Instruction: Retype all of the entries word for word.

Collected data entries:
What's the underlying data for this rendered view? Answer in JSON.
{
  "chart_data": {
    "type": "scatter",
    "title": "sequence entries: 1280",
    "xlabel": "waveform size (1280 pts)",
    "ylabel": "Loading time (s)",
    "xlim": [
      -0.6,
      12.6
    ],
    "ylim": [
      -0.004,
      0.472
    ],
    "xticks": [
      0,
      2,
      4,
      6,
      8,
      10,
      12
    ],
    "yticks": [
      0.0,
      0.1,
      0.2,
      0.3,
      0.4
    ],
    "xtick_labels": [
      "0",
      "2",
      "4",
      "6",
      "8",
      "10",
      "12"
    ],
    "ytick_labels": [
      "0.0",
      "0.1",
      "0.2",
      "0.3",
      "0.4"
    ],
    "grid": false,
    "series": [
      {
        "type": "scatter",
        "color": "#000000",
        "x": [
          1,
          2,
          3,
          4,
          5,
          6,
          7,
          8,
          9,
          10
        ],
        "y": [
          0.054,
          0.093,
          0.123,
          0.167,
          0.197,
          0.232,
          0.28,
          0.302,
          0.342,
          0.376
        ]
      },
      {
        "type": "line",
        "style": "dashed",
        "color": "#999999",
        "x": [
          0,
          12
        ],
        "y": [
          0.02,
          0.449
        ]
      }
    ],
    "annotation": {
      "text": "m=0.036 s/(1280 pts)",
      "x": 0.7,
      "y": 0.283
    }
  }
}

Exercise response:
What's the underlying data for this rendered view? Answer in JSON.
{
  "chart_data": {
    "type": "scatter",
    "title": "sequence entries: 1280",
    "xlabel": "waveform size (1280 pts)",
    "ylabel": "Loading time (s)",
    "xlim": [
      -0.6,
      12.6
    ],
    "ylim": [
      -0.004,
      0.472
    ],
    "xticks": [
      0,
      2,
      4,
      6,
      8,
      10,
      12
    ],
    "yticks": [
      0.0,
      0.1,
      0.2,
      0.3,
      0.4
    ],
    "xtick_labels": [
      "0",
      "2",
      "4",
      "6",
      "8",
      "10",
      "12"
    ],
    "ytick_labels": [
      "0.0",
      "0.1",
      "0.2",
      "0.3",
      "0.4"
    ],
    "grid": false,
    "series": [
      {
        "type": "scatter",
        "color": "#000000",
        "x": [
          1,
          2,
          3,
          4,
          5,
          6,
          7,
          8,
          9,
          10
        ],
        "y": [
          0.054,
          0.093,
          0.123,
          0.167,
          0.197,
          0.232,
          0.28,
          0.302,
          0.342,
          0.376
        ]
      },
      {
        "type": "line",
        "style": "dashed",
        "color": "#999999",
        "x": [
          0,
          12
        ],
        "y": [
          0.02,
          0.449
        ]
      }
    ],
    "annotation": {
      "text": "m=0.036 s/(1280 pts)",
      "x": 0.7,
      "y": 0.283
    }
  }
}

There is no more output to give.